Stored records
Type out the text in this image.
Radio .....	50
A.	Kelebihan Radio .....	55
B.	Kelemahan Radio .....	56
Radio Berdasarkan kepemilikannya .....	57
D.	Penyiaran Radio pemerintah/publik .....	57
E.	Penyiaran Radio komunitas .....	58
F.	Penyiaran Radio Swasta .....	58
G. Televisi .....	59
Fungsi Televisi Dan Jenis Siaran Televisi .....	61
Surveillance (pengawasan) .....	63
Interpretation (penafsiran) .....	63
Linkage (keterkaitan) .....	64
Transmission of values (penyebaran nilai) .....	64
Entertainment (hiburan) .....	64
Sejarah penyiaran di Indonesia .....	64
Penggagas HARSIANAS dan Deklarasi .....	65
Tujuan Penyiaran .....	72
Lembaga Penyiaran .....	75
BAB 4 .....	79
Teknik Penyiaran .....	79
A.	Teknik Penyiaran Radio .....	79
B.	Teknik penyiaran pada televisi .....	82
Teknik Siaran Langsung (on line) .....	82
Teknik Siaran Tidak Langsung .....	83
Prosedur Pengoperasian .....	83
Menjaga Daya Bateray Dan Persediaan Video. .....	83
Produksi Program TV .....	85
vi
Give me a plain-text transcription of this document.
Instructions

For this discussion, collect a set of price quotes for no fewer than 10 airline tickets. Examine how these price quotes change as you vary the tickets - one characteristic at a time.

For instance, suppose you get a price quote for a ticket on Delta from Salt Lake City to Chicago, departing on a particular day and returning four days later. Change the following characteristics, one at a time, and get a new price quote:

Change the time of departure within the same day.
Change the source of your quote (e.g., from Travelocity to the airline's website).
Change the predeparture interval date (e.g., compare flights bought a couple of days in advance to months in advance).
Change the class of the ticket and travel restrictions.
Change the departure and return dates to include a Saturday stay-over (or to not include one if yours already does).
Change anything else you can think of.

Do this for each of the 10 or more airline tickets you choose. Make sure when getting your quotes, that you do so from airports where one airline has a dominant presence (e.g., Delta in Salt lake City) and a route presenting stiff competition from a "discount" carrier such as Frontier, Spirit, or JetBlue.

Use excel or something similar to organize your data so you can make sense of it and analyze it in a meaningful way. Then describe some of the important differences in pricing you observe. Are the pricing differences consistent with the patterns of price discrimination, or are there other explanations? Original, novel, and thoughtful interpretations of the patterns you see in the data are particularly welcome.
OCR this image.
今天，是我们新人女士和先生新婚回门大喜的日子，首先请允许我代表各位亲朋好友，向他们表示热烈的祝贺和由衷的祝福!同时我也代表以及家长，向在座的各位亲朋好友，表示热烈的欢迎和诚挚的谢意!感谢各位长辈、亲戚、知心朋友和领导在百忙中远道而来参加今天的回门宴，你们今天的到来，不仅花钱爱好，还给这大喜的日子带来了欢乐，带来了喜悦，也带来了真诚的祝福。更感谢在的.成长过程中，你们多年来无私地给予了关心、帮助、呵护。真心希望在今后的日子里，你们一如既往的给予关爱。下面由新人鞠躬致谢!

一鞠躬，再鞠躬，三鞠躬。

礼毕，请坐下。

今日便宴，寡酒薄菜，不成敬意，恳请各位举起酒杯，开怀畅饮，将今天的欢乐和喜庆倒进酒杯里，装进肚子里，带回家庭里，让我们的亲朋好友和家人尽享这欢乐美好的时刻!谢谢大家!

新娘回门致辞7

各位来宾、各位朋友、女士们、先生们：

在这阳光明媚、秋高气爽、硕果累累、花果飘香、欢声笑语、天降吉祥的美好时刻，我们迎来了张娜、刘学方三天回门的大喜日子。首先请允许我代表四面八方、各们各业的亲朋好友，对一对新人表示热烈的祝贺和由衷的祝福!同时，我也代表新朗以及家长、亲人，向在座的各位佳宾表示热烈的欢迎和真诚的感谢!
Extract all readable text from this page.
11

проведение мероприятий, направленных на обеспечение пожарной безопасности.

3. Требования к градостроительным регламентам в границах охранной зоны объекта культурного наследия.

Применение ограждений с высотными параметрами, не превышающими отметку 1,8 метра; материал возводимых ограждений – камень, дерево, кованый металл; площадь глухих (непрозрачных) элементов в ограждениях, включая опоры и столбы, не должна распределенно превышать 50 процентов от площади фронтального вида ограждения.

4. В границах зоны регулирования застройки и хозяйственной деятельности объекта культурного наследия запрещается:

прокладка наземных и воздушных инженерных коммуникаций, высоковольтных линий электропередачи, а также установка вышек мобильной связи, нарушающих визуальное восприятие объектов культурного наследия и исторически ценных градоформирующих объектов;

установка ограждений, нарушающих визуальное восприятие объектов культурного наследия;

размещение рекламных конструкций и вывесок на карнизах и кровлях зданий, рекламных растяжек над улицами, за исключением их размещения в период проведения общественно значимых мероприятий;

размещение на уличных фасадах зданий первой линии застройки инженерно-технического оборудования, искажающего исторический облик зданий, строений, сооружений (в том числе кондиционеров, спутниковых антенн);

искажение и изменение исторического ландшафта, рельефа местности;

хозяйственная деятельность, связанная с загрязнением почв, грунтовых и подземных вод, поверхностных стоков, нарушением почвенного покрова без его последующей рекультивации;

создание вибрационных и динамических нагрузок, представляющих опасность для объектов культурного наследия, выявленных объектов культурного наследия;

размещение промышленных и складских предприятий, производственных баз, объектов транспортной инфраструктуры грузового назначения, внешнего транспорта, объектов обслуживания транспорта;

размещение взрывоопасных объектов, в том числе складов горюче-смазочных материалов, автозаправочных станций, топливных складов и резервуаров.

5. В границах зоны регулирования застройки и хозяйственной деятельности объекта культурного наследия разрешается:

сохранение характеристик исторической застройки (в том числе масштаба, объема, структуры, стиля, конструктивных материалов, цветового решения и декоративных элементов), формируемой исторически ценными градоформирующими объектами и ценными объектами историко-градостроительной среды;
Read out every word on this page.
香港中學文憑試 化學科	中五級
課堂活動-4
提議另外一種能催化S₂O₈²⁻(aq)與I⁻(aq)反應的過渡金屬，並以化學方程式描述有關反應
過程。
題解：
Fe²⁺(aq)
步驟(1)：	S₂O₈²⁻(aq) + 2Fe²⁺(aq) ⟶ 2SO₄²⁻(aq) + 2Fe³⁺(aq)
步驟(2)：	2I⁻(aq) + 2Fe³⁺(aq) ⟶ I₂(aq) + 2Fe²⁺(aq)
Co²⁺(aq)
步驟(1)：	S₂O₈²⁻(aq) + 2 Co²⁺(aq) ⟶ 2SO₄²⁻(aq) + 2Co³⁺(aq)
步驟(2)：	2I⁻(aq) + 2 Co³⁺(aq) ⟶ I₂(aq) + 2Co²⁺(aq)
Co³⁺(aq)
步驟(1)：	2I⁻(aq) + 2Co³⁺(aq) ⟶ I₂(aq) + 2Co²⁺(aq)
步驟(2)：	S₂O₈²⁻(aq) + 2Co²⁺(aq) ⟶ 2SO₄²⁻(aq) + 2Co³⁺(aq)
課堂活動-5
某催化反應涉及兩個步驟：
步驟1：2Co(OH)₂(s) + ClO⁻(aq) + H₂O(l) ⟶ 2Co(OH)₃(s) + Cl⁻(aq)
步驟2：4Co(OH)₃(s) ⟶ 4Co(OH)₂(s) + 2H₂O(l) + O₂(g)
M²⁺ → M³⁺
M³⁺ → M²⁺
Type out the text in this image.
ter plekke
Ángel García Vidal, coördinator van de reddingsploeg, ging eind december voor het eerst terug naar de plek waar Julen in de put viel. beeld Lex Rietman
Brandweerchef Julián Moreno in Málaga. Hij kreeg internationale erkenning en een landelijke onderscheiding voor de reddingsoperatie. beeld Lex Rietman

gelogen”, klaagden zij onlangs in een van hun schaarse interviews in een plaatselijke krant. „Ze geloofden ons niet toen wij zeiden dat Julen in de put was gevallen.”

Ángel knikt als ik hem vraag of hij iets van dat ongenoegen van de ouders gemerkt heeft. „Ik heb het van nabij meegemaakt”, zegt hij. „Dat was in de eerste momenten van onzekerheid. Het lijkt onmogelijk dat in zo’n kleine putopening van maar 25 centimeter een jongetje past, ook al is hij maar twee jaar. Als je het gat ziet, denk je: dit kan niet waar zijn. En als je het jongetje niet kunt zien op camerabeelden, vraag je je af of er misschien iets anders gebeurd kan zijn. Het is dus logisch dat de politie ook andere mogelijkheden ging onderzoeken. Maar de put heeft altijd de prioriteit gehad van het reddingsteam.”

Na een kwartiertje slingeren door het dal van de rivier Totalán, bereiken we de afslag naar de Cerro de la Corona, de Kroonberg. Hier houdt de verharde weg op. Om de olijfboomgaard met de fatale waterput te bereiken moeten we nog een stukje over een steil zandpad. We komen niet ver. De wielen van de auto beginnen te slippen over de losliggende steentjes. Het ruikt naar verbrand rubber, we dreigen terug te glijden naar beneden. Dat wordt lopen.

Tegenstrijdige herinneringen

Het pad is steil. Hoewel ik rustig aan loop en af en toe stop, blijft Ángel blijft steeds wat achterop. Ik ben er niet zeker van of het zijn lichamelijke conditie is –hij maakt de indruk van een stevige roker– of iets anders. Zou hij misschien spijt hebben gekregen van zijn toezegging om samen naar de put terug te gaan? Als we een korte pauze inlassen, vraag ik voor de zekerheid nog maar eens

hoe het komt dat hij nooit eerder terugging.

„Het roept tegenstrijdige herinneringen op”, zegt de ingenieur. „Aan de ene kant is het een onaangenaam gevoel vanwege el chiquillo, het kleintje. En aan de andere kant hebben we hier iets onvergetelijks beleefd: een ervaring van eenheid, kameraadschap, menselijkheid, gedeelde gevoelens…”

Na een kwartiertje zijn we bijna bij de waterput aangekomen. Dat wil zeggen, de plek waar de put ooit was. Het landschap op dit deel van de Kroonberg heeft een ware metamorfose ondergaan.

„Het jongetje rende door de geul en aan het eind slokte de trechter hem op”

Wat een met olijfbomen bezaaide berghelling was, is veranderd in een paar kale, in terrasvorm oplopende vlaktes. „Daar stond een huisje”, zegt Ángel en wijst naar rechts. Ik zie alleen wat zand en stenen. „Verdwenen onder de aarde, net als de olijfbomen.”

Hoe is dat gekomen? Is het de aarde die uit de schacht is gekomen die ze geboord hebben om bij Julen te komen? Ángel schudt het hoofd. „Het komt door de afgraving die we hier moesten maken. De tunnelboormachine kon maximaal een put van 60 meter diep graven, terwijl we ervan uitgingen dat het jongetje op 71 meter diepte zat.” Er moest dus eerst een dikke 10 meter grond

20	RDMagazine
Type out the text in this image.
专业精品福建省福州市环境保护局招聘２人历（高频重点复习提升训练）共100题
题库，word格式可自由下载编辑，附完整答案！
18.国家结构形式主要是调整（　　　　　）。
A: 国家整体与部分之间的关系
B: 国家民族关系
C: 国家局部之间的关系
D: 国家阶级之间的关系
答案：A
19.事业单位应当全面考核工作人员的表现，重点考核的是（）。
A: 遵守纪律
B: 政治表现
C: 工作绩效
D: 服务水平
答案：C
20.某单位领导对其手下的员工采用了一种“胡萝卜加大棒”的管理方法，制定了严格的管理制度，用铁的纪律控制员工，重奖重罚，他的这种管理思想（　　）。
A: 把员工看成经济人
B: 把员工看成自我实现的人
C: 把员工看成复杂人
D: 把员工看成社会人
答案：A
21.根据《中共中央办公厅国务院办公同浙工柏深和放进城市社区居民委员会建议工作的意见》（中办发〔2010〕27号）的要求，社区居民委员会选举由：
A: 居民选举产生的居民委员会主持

▸ **Task**
Which lines contain "зоны"? Copy each of them.

▸ **Correct response**
3. Требования к градостроительным регламентам в границах охранной зоны объекта культурного наследия.
4. В границах зоны регулирования застройки и хозяйственной деятельности объекта культурного наследия запрещается:
5. В границах зоны регулирования застройки и хозяйственной деятельности объекта культурного наследия разрешается:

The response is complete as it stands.